» **Document content entries**
....
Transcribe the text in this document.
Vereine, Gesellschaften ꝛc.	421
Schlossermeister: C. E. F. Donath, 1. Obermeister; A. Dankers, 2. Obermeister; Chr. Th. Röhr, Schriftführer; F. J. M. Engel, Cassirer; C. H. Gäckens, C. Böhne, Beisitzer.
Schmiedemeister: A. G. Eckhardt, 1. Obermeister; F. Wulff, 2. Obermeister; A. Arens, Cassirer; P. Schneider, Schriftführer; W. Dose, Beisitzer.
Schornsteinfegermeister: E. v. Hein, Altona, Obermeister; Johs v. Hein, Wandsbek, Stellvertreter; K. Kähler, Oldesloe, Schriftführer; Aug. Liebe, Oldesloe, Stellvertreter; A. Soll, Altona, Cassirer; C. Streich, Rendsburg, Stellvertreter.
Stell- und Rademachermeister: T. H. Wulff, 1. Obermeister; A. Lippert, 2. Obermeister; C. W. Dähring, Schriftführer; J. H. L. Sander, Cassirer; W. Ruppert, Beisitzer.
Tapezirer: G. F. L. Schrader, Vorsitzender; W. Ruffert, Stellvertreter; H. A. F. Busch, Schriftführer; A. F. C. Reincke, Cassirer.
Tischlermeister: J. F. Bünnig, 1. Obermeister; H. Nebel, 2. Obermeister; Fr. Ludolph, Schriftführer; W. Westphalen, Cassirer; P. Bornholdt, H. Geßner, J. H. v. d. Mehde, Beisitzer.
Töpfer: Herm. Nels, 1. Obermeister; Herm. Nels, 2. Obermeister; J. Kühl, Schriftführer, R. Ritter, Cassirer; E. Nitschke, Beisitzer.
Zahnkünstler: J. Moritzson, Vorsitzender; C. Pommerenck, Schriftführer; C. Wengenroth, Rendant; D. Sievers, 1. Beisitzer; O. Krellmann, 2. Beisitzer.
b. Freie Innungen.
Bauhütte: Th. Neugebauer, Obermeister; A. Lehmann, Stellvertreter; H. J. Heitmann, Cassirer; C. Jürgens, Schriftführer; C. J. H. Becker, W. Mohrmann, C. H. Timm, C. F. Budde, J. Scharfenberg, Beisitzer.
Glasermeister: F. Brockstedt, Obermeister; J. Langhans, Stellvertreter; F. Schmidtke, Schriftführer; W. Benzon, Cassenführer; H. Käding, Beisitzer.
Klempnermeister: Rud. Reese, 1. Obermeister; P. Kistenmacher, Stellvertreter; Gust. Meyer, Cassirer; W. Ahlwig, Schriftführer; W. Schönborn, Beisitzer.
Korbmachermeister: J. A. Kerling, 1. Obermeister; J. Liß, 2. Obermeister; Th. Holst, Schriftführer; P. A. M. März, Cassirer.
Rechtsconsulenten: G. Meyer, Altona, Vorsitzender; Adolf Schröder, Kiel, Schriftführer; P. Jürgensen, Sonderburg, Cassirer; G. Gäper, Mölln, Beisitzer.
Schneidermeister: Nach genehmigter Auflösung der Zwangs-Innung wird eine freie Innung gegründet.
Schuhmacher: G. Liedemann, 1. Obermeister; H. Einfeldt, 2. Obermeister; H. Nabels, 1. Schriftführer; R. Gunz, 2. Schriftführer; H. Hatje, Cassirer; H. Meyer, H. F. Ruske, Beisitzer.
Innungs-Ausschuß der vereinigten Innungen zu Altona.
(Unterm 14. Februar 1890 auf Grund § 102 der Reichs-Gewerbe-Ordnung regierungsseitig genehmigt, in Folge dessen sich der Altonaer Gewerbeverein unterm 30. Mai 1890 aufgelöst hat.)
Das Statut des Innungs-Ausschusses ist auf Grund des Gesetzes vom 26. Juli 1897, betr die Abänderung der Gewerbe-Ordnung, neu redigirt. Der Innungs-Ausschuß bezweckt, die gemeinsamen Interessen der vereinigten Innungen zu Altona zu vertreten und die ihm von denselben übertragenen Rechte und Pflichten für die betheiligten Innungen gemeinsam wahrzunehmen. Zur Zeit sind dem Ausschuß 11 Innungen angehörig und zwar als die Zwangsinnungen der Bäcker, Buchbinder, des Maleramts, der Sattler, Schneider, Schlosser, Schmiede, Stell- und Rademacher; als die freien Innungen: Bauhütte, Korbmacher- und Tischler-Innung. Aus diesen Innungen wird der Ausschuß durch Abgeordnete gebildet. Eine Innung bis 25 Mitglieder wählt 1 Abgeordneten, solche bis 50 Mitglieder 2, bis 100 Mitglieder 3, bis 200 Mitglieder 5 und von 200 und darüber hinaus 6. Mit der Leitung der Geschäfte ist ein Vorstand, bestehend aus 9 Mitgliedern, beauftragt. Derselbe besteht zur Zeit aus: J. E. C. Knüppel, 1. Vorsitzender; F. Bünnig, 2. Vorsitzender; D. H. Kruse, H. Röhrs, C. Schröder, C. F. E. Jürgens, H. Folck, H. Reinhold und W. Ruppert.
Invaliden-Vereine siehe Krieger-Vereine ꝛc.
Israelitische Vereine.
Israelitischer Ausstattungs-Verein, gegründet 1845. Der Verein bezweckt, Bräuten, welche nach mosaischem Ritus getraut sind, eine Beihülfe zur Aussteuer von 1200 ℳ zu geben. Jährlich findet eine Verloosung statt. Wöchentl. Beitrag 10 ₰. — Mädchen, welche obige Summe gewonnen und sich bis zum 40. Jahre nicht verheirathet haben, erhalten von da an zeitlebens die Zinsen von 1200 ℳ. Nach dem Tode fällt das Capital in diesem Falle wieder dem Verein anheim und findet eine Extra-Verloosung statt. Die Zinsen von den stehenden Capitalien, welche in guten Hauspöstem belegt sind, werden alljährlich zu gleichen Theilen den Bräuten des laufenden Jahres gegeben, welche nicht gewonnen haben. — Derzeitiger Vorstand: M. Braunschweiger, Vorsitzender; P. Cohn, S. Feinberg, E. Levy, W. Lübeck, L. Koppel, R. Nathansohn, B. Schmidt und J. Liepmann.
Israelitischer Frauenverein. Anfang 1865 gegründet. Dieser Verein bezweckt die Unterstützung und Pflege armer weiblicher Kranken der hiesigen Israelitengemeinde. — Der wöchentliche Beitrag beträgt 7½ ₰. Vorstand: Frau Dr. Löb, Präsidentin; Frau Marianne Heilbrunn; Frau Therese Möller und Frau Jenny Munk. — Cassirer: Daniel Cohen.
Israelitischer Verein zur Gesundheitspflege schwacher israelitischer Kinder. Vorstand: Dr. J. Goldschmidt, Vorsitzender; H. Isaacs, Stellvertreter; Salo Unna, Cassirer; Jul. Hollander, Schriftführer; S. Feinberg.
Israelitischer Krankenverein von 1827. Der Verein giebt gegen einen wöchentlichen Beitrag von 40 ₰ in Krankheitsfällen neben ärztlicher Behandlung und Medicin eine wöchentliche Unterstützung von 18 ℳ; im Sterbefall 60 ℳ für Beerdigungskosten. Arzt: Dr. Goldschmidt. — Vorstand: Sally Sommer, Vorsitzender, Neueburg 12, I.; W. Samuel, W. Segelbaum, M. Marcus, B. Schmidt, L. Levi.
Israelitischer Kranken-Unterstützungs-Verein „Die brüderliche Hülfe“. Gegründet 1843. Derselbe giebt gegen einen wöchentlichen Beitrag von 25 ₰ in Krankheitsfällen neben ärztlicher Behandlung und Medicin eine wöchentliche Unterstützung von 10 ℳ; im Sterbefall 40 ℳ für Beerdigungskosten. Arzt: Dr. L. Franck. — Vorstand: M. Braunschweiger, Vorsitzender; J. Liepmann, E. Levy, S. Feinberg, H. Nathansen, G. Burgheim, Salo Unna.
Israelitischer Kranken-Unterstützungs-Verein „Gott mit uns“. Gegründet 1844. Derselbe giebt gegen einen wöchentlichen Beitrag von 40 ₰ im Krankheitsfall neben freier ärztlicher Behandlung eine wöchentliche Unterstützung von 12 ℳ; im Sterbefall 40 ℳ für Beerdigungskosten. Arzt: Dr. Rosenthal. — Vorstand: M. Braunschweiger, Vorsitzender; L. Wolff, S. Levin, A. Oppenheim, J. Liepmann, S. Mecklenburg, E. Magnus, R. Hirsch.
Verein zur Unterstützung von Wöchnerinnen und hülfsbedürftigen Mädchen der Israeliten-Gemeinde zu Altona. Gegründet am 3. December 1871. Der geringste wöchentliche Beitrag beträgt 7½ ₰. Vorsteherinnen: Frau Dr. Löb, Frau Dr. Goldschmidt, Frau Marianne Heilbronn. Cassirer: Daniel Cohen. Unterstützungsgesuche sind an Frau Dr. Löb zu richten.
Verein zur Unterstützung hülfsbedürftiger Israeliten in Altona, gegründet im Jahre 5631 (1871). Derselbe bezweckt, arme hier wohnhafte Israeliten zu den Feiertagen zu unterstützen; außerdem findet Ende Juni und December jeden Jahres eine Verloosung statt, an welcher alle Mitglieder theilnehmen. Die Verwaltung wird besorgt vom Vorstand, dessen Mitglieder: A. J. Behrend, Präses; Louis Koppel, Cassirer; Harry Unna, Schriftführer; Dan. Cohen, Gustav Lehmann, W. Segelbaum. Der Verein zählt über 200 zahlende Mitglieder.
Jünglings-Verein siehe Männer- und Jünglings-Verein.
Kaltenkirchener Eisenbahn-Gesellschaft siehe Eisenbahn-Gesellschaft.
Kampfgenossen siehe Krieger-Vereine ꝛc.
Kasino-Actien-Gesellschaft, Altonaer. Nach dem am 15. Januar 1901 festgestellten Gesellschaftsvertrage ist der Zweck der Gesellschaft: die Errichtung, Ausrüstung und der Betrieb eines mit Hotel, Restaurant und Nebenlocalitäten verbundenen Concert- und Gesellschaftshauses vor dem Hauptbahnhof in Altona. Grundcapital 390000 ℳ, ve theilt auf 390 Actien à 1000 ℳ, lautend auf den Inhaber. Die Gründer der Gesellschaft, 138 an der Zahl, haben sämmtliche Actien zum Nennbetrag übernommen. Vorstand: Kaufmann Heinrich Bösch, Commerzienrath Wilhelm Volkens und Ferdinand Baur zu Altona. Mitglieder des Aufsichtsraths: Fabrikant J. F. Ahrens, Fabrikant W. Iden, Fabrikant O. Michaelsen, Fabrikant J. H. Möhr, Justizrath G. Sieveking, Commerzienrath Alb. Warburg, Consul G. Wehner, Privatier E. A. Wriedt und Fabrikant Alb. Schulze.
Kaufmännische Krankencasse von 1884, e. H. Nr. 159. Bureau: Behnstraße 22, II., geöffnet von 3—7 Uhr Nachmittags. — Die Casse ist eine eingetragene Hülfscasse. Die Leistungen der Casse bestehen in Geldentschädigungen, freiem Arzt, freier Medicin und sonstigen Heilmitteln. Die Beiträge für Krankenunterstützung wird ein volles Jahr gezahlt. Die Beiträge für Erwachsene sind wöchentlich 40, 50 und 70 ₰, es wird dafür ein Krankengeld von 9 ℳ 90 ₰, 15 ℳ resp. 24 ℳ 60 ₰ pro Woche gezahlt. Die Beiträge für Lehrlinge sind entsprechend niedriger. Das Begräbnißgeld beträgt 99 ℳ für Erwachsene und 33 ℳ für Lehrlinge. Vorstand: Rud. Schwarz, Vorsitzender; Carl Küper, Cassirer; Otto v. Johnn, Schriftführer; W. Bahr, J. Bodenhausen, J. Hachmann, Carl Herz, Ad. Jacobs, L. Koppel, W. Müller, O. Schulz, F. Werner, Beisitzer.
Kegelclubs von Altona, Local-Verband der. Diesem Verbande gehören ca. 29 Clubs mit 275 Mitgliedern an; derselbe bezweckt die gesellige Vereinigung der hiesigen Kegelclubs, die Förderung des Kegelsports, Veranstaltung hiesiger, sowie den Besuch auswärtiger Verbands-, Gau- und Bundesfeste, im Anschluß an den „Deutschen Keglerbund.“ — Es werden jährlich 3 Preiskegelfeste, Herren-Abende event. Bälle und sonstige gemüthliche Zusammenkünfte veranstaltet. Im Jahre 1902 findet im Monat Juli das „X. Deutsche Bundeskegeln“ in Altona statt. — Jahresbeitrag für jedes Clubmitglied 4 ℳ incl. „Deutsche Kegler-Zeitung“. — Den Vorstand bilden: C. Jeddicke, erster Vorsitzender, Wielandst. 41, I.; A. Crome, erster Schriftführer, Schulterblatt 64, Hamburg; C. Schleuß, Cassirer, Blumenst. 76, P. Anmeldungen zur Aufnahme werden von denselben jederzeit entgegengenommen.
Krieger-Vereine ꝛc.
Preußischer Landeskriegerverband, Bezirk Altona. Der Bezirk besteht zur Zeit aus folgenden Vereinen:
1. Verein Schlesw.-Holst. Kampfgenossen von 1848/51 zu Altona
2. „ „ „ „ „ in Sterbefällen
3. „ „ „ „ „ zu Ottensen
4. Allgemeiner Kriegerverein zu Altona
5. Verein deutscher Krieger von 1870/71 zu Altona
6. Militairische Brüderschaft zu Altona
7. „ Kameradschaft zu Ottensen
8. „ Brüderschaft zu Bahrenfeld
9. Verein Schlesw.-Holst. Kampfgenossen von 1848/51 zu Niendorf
....
» **What this task involves**
The response consists of the lines above that contain "Holst".

» **Solution to this task**
Korbmachermeister: J. A. Kerling, 1. Obermeister; J. Liß, 2. Obermeister; Th. Holst, Schriftführer; P. A. M. März, Cassirer.
1. Verein Schlesw.-Holst. Kampfgenossen von 1848/51 zu Altona
9. Verein Schlesw.-Holst. Kampfgenossen von 1848/51 zu Niendorf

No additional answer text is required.